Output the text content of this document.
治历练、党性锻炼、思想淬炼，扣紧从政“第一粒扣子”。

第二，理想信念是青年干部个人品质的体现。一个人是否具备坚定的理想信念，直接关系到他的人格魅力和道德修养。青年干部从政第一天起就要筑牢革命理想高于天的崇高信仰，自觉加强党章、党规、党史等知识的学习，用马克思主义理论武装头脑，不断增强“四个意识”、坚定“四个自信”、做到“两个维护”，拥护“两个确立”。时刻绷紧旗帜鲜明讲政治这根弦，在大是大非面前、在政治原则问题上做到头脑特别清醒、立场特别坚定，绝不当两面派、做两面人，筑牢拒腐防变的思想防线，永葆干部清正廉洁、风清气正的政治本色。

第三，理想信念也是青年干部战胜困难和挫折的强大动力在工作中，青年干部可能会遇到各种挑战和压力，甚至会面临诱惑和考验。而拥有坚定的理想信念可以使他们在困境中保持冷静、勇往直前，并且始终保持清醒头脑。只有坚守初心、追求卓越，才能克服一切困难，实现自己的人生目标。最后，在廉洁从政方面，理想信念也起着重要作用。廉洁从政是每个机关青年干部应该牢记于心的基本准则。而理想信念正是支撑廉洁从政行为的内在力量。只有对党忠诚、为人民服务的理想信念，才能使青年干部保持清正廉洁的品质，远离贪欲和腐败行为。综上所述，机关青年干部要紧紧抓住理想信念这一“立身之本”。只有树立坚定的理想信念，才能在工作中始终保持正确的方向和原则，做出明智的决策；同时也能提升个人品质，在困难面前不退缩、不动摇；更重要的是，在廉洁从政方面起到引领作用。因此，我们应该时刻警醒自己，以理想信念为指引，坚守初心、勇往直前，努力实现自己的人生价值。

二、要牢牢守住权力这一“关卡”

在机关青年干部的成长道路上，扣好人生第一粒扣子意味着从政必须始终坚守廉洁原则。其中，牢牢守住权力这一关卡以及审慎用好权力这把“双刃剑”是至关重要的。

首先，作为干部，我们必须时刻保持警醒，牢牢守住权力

+--

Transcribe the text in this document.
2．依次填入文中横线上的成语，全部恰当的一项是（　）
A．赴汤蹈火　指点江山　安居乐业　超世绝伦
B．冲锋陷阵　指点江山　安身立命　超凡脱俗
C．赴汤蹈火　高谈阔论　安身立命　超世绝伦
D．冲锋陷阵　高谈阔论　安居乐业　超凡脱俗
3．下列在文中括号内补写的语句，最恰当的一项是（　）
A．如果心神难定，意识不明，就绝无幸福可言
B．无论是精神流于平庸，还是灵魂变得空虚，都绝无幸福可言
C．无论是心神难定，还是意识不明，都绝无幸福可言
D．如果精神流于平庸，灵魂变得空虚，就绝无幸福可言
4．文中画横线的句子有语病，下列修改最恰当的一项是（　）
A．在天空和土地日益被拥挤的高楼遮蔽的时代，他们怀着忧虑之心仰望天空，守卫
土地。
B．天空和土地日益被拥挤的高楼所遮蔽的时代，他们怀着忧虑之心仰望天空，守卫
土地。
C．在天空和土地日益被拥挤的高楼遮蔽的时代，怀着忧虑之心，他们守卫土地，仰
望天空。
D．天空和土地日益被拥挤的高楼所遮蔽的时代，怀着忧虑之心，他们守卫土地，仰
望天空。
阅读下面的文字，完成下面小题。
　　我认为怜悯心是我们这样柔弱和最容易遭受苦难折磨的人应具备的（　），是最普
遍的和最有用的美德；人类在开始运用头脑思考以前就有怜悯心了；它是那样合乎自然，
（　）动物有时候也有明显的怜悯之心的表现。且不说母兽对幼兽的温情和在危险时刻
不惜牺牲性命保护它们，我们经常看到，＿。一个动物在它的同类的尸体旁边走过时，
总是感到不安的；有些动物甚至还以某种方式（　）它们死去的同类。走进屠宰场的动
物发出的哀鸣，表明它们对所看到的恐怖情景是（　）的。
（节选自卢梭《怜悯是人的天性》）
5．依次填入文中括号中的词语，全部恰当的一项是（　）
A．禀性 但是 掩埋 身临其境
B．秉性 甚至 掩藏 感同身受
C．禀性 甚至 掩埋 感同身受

+--

Show the lines of the records that contain the word "指点江山".

--- ANSWER TO THE PROBLEM ---
A．赴汤蹈火　指点江山　安居乐业　超世绝伦
B．冲锋陷阵　指点江山　安身立命　超凡脱俗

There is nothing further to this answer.